[GOAL]: Tell how many lines in the data below include the word "marker". The answer is the number only.
-- START OF DATA TO PROCESS --
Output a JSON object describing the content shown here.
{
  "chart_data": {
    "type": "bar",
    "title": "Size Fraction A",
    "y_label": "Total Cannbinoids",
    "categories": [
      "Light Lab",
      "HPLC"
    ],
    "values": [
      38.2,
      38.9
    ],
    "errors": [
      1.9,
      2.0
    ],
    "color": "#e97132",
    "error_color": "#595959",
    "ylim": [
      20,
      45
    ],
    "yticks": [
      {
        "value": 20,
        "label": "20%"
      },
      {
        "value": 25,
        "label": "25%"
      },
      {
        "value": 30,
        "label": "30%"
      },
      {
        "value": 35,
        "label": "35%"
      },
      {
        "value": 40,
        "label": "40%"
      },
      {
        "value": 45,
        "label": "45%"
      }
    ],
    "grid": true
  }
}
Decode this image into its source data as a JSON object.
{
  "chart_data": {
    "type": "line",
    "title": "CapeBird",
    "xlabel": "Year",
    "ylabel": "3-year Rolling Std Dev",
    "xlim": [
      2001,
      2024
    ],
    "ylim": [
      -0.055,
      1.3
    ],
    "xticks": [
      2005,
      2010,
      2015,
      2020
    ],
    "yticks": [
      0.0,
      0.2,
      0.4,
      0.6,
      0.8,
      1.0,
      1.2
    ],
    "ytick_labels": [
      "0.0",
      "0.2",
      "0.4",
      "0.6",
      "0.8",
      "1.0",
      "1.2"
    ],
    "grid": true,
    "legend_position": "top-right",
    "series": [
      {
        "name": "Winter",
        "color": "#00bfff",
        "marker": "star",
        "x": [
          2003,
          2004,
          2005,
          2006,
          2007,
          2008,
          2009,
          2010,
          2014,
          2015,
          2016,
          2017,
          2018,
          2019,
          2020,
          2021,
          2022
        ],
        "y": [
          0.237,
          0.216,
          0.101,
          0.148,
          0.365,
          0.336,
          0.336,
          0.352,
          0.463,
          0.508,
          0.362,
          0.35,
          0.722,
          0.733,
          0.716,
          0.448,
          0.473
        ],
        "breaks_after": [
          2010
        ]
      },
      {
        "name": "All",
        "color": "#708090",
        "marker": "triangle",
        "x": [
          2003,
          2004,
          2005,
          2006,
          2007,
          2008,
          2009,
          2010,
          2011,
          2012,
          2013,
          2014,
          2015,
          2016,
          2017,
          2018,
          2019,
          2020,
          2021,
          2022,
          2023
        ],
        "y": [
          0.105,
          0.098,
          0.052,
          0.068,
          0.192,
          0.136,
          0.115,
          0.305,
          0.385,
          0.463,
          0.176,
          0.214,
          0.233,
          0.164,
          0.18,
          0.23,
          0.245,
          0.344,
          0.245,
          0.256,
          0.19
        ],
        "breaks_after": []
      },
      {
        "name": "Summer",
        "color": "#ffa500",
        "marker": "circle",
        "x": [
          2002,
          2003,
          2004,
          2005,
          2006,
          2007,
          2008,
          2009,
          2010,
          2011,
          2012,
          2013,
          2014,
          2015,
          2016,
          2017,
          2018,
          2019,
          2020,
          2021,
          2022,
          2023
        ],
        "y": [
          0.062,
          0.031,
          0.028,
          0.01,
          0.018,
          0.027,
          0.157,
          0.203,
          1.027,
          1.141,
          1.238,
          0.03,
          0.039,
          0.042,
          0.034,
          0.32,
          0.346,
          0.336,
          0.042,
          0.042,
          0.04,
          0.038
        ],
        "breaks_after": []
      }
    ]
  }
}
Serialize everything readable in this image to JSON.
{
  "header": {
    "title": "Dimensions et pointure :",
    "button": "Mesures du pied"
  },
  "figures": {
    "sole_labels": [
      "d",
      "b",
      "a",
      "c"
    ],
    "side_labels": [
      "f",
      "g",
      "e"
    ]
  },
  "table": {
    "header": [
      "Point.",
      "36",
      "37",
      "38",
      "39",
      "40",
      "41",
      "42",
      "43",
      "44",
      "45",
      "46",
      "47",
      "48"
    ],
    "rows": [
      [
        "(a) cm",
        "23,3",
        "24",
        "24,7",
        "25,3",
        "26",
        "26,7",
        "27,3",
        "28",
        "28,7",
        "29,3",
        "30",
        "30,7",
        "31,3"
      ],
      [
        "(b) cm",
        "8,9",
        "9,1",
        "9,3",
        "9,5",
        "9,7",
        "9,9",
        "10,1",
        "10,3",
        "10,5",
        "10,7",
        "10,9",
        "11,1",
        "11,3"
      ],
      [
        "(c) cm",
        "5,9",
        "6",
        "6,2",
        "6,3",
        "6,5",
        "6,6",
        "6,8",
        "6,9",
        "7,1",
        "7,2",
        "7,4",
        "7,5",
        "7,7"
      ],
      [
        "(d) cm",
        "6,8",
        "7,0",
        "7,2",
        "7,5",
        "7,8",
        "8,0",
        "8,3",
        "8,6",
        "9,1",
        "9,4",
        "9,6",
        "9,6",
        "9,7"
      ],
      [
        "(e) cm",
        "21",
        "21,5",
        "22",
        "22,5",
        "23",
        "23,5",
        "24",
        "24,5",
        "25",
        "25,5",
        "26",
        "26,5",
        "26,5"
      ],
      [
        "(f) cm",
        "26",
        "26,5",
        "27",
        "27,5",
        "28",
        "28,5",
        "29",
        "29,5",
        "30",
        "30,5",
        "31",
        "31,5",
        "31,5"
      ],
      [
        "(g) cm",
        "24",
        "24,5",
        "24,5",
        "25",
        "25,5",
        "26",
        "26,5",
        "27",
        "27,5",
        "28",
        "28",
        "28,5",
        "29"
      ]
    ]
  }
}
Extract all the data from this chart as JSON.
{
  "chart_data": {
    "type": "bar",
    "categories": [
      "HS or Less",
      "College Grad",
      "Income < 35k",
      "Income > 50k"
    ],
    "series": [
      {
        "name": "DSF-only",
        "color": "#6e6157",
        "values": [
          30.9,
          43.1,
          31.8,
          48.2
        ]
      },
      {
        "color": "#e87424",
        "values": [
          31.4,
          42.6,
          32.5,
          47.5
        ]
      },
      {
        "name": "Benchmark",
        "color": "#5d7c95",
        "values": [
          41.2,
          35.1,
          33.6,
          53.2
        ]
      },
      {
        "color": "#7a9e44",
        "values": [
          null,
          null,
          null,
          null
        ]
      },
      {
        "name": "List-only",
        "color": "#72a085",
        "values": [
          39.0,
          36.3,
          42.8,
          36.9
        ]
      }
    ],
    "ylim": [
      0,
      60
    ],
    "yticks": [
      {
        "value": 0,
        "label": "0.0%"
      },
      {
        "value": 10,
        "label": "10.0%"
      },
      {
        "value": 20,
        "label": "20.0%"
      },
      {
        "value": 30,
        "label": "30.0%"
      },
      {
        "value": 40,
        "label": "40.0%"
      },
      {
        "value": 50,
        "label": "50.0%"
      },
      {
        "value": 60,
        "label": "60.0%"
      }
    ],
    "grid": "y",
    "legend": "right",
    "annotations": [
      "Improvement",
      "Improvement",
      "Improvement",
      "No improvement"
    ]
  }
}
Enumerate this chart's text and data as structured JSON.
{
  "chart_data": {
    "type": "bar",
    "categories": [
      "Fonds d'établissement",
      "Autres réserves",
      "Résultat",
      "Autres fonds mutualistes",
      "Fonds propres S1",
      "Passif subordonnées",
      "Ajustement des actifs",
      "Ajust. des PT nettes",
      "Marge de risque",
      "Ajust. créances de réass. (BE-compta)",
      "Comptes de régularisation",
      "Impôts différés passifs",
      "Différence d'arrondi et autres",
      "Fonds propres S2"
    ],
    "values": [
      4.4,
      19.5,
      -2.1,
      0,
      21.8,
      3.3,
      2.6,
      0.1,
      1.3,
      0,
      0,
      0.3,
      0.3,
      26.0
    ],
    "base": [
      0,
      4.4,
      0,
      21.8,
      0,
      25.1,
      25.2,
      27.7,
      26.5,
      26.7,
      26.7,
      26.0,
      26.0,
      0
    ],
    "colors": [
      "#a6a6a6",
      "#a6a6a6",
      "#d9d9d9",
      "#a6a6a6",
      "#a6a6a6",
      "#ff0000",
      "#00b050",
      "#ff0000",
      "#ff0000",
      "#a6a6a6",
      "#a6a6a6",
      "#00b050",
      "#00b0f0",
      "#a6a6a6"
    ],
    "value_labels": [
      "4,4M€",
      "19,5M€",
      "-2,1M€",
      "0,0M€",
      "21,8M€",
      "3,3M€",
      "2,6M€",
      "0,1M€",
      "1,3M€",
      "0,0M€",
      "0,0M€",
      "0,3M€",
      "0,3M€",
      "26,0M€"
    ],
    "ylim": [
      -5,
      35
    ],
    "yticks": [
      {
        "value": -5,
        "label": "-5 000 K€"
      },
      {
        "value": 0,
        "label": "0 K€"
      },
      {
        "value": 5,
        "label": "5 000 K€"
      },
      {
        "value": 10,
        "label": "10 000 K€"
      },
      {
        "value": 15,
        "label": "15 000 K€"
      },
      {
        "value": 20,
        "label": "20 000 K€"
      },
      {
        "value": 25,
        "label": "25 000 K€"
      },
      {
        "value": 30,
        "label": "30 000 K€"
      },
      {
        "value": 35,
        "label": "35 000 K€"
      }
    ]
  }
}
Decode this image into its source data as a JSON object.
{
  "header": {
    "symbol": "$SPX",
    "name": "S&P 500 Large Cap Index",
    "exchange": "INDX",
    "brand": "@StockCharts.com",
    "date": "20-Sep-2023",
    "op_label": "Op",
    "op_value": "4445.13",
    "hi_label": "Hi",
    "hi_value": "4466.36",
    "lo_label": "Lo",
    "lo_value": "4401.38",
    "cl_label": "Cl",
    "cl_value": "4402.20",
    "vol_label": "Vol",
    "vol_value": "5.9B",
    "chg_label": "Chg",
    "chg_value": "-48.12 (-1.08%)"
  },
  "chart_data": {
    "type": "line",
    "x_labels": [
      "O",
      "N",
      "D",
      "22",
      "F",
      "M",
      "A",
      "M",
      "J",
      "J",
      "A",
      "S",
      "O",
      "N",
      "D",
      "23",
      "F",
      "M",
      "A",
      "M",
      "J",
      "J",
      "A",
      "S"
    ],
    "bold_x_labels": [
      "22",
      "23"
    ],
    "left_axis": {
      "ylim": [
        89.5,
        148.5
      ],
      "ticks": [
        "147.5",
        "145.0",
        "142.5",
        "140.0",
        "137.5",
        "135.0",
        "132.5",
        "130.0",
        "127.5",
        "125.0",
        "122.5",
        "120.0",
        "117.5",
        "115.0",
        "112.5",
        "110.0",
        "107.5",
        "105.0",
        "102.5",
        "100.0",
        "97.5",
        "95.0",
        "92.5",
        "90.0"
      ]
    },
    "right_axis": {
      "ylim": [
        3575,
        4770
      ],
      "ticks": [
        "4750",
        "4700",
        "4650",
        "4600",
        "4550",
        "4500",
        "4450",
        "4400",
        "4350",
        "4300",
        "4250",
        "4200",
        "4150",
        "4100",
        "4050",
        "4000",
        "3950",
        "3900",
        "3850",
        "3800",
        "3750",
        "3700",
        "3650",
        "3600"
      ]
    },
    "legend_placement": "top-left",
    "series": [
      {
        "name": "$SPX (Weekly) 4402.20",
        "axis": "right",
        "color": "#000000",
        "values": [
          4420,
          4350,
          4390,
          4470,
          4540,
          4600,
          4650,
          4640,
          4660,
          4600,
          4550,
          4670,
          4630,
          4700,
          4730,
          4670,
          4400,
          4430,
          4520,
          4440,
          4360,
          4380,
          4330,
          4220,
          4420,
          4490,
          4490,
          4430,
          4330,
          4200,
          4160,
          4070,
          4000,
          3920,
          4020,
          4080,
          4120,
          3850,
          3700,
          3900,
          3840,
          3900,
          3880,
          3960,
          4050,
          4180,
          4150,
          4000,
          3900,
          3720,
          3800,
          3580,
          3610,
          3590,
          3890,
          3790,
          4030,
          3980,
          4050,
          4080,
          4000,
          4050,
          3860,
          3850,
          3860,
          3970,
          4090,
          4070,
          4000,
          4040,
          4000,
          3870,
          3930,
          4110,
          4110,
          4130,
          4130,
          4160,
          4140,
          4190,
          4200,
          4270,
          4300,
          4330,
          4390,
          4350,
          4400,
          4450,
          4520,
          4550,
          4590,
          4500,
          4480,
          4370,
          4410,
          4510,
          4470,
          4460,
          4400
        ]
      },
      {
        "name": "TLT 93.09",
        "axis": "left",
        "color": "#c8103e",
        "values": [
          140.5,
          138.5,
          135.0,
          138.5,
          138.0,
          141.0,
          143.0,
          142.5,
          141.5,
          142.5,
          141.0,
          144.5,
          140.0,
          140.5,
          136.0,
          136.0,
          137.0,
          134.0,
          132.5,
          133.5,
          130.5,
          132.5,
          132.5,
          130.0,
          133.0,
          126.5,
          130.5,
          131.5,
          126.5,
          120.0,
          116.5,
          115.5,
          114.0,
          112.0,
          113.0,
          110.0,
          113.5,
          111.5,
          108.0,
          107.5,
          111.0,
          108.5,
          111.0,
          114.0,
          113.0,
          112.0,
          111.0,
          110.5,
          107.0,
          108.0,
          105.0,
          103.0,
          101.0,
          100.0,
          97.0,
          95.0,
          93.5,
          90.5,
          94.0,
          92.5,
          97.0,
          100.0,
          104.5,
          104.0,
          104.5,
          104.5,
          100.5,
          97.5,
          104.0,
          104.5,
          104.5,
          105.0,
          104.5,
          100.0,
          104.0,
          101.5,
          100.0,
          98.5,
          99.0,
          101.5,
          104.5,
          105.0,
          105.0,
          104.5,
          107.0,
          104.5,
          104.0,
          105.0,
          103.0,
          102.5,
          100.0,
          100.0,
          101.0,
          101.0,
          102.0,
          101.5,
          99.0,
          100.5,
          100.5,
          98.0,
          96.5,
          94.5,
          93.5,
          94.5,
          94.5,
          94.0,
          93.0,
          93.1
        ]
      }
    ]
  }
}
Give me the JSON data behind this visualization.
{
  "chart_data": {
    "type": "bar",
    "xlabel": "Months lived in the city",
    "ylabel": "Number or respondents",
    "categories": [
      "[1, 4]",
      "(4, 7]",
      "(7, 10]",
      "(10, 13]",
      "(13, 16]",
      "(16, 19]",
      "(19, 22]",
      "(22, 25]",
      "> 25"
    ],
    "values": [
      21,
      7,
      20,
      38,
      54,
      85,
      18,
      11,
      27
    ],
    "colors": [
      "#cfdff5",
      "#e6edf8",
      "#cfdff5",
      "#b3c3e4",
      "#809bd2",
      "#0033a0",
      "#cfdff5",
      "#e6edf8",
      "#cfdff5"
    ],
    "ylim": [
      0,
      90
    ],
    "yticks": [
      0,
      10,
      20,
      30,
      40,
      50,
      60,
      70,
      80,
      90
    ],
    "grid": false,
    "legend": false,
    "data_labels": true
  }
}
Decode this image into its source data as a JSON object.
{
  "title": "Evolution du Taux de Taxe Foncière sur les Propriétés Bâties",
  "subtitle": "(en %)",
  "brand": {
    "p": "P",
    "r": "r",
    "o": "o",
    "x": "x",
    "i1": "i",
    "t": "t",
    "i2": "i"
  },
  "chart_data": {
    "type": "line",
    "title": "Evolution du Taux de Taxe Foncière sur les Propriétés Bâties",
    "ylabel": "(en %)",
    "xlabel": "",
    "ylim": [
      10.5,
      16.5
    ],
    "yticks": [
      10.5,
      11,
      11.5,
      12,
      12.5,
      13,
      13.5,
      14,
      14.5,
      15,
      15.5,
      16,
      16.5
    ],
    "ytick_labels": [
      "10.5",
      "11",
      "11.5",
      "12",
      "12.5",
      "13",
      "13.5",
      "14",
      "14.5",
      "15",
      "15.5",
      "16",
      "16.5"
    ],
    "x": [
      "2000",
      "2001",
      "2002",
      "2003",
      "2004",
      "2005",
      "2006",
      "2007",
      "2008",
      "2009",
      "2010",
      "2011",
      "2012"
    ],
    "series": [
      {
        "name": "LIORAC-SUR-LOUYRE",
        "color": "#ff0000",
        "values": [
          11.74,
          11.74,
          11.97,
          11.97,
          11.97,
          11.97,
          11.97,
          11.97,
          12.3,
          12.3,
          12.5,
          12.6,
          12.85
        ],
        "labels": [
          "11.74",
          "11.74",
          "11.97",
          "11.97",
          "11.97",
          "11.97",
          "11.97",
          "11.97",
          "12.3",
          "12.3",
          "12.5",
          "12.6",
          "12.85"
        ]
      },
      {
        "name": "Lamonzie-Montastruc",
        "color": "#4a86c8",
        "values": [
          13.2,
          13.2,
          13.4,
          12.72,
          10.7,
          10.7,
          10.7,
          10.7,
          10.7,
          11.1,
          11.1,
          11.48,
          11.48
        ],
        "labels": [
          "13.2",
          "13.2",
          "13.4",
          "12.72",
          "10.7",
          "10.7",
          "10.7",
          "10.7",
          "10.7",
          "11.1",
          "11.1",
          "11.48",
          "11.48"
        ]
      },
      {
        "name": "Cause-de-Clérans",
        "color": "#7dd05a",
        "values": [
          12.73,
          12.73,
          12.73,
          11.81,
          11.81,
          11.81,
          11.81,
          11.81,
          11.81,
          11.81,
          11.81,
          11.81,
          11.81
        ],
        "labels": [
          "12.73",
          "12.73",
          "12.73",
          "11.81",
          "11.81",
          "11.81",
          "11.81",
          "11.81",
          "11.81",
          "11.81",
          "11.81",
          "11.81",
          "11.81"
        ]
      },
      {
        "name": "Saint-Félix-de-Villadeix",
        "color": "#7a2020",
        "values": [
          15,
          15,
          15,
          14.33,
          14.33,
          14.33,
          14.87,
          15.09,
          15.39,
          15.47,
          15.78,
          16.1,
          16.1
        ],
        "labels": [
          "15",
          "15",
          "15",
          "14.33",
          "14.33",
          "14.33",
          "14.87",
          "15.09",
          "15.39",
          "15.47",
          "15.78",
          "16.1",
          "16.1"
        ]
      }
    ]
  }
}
-- END OF DATA TO PROCESS --
[THE OUTPUT]: 3